* [Excerpted data]

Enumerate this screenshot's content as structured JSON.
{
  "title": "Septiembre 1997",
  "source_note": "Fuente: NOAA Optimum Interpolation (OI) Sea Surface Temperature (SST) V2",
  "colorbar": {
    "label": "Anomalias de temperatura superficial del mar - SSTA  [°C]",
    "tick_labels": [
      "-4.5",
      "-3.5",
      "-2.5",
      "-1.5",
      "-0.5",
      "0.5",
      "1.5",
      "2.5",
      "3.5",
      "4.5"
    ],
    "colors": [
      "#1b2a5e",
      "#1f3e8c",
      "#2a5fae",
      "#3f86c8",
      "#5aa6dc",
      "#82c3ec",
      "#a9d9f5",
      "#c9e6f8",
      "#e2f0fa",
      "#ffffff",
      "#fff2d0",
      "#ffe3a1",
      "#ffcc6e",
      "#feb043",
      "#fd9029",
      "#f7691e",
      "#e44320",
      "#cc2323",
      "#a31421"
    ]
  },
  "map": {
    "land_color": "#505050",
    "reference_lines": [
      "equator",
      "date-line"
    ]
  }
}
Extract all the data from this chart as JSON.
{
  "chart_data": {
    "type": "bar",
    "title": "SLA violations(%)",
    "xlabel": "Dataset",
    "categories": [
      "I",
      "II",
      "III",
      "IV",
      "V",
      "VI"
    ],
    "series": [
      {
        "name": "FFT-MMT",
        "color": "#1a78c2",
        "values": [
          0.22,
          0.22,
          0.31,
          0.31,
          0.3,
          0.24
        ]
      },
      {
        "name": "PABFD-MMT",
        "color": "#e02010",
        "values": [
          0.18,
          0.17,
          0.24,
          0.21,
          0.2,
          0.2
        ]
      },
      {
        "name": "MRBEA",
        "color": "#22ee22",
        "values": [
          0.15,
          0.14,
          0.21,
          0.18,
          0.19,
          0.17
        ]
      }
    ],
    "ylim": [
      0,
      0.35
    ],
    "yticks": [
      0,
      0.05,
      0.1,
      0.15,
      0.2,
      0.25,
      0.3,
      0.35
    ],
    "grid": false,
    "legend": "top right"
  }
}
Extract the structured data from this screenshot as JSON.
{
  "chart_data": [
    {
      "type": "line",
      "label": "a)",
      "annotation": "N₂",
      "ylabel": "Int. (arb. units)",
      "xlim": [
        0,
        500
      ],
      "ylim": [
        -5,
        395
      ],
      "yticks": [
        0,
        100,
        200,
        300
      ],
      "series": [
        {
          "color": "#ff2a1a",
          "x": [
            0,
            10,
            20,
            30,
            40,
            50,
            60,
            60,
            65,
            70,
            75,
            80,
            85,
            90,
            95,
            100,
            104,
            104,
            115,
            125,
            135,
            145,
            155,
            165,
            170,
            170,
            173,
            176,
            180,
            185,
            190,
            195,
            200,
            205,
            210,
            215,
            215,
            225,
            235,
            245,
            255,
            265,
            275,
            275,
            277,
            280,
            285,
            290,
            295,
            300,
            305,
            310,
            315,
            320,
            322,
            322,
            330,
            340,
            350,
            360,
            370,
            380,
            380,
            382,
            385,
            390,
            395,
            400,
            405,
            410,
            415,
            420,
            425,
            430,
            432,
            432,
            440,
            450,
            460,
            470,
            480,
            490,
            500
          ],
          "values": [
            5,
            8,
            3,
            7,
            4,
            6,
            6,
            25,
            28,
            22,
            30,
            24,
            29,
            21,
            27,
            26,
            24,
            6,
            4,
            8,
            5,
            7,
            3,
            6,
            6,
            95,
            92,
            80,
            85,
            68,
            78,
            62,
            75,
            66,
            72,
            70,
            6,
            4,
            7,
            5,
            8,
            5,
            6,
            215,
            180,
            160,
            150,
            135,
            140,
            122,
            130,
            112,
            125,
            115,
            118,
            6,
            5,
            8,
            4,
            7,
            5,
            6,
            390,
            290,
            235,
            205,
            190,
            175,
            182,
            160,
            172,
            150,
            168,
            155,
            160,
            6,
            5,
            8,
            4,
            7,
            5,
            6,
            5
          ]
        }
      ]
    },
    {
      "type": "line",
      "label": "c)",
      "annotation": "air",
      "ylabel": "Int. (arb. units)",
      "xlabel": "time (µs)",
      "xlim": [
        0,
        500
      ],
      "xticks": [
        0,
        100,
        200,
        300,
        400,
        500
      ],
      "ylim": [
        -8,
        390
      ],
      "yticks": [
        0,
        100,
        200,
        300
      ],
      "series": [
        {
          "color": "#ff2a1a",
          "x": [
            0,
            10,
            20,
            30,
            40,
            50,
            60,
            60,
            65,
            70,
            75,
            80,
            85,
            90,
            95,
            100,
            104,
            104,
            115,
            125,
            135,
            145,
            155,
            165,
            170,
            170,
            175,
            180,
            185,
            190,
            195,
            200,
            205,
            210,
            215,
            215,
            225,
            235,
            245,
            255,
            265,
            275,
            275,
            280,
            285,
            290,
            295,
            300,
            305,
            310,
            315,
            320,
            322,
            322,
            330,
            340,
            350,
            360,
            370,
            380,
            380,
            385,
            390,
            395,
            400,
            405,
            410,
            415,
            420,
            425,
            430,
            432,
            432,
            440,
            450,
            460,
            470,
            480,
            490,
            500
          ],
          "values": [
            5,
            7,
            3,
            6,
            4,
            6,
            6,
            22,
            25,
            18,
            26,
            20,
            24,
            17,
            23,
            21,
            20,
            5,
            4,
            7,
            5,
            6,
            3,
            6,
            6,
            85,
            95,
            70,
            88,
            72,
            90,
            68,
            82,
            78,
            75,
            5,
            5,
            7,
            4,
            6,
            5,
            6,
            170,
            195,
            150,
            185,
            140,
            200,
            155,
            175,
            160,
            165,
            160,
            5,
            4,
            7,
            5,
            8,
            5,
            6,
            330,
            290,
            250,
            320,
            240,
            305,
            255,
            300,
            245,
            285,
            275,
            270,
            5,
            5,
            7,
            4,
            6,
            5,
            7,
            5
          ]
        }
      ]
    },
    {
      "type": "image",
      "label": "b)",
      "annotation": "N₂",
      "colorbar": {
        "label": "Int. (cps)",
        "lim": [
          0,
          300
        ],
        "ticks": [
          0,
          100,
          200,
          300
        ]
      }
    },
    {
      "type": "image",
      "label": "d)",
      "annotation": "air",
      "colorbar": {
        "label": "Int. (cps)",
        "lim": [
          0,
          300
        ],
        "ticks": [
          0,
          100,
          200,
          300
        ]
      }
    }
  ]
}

* [Work to do]
Output every entry shown above, exactly.

* [Task response]
Enumerate this screenshot's content as structured JSON.
{
  "title": "Septiembre 1997",
  "source_note": "Fuente: NOAA Optimum Interpolation (OI) Sea Surface Temperature (SST) V2",
  "colorbar": {
    "label": "Anomalias de temperatura superficial del mar - SSTA  [°C]",
    "tick_labels": [
      "-4.5",
      "-3.5",
      "-2.5",
      "-1.5",
      "-0.5",
      "0.5",
      "1.5",
      "2.5",
      "3.5",
      "4.5"
    ],
    "colors": [
      "#1b2a5e",
      "#1f3e8c",
      "#2a5fae",
      "#3f86c8",
      "#5aa6dc",
      "#82c3ec",
      "#a9d9f5",
      "#c9e6f8",
      "#e2f0fa",
      "#ffffff",
      "#fff2d0",
      "#ffe3a1",
      "#ffcc6e",
      "#feb043",
      "#fd9029",
      "#f7691e",
      "#e44320",
      "#cc2323",
      "#a31421"
    ]
  },
  "map": {
    "land_color": "#505050",
    "reference_lines": [
      "equator",
      "date-line"
    ]
  }
}
Extract all the data from this chart as JSON.
{
  "chart_data": {
    "type": "bar",
    "title": "SLA violations(%)",
    "xlabel": "Dataset",
    "categories": [
      "I",
      "II",
      "III",
      "IV",
      "V",
      "VI"
    ],
    "series": [
      {
        "name": "FFT-MMT",
        "color": "#1a78c2",
        "values": [
          0.22,
          0.22,
          0.31,
          0.31,
          0.3,
          0.24
        ]
      },
      {
        "name": "PABFD-MMT",
        "color": "#e02010",
        "values": [
          0.18,
          0.17,
          0.24,
          0.21,
          0.2,
          0.2
        ]
      },
      {
        "name": "MRBEA",
        "color": "#22ee22",
        "values": [
          0.15,
          0.14,
          0.21,
          0.18,
          0.19,
          0.17
        ]
      }
    ],
    "ylim": [
      0,
      0.35
    ],
    "yticks": [
      0,
      0.05,
      0.1,
      0.15,
      0.2,
      0.25,
      0.3,
      0.35
    ],
    "grid": false,
    "legend": "top right"
  }
}
Extract the structured data from this screenshot as JSON.
{
  "chart_data": [
    {
      "type": "line",
      "label": "a)",
      "annotation": "N₂",
      "ylabel": "Int. (arb. units)",
      "xlim": [
        0,
        500
      ],
      "ylim": [
        -5,
        395
      ],
      "yticks": [
        0,
        100,
        200,
        300
      ],
      "series": [
        {
          "color": "#ff2a1a",
          "x": [
            0,
            10,
            20,
            30,
            40,
            50,
            60,
            60,
            65,
            70,
            75,
            80,
            85,
            90,
            95,
            100,
            104,
            104,
            115,
            125,
            135,
            145,
            155,
            165,
            170,
            170,
            173,
            176,
            180,
            185,
            190,
            195,
            200,
            205,
            210,
            215,
            215,
            225,
            235,
            245,
            255,
            265,
            275,
            275,
            277,
            280,
            285,
            290,
            295,
            300,
            305,
            310,
            315,
            320,
            322,
            322,
            330,
            340,
            350,
            360,
            370,
            380,
            380,
            382,
            385,
            390,
            395,
            400,
            405,
            410,
            415,
            420,
            425,
            430,
            432,
            432,
            440,
            450,
            460,
            470,
            480,
            490,
            500
          ],
          "values": [
            5,
            8,
            3,
            7,
            4,
            6,
            6,
            25,
            28,
            22,
            30,
            24,
            29,
            21,
            27,
            26,
            24,
            6,
            4,
            8,
            5,
            7,
            3,
            6,
            6,
            95,
            92,
            80,
            85,
            68,
            78,
            62,
            75,
            66,
            72,
            70,
            6,
            4,
            7,
            5,
            8,
            5,
            6,
            215,
            180,
            160,
            150,
            135,
            140,
            122,
            130,
            112,
            125,
            115,
            118,
            6,
            5,
            8,
            4,
            7,
            5,
            6,
            390,
            290,
            235,
            205,
            190,
            175,
            182,
            160,
            172,
            150,
            168,
            155,
            160,
            6,
            5,
            8,
            4,
            7,
            5,
            6,
            5
          ]
        }
      ]
    },
    {
      "type": "line",
      "label": "c)",
      "annotation": "air",
      "ylabel": "Int. (arb. units)",
      "xlabel": "time (µs)",
      "xlim": [
        0,
        500
      ],
      "xticks": [
        0,
        100,
        200,
        300,
        400,
        500
      ],
      "ylim": [
        -8,
        390
      ],
      "yticks": [
        0,
        100,
        200,
        300
      ],
      "series": [
        {
          "color": "#ff2a1a",
          "x": [
            0,
            10,
            20,
            30,
            40,
            50,
            60,
            60,
            65,
            70,
            75,
            80,
            85,
            90,
            95,
            100,
            104,
            104,
            115,
            125,
            135,
            145,
            155,
            165,
            170,
            170,
            175,
            180,
            185,
            190,
            195,
            200,
            205,
            210,
            215,
            215,
            225,
            235,
            245,
            255,
            265,
            275,
            275,
            280,
            285,
            290,
            295,
            300,
            305,
            310,
            315,
            320,
            322,
            322,
            330,
            340,
            350,
            360,
            370,
            380,
            380,
            385,
            390,
            395,
            400,
            405,
            410,
            415,
            420,
            425,
            430,
            432,
            432,
            440,
            450,
            460,
            470,
            480,
            490,
            500
          ],
          "values": [
            5,
            7,
            3,
            6,
            4,
            6,
            6,
            22,
            25,
            18,
            26,
            20,
            24,
            17,
            23,
            21,
            20,
            5,
            4,
            7,
            5,
            6,
            3,
            6,
            6,
            85,
            95,
            70,
            88,
            72,
            90,
            68,
            82,
            78,
            75,
            5,
            5,
            7,
            4,
            6,
            5,
            6,
            170,
            195,
            150,
            185,
            140,
            200,
            155,
            175,
            160,
            165,
            160,
            5,
            4,
            7,
            5,
            8,
            5,
            6,
            330,
            290,
            250,
            320,
            240,
            305,
            255,
            300,
            245,
            285,
            275,
            270,
            5,
            5,
            7,
            4,
            6,
            5,
            7,
            5
          ]
        }
      ]
    },
    {
      "type": "image",
      "label": "b)",
      "annotation": "N₂",
      "colorbar": {
        "label": "Int. (cps)",
        "lim": [
          0,
          300
        ],
        "ticks": [
          0,
          100,
          200,
          300
        ]
      }
    },
    {
      "type": "image",
      "label": "d)",
      "annotation": "air",
      "colorbar": {
        "label": "Int. (cps)",
        "lim": [
          0,
          300
        ],
        "ticks": [
          0,
          100,
          200,
          300
        ]
      }
    }
  ]
}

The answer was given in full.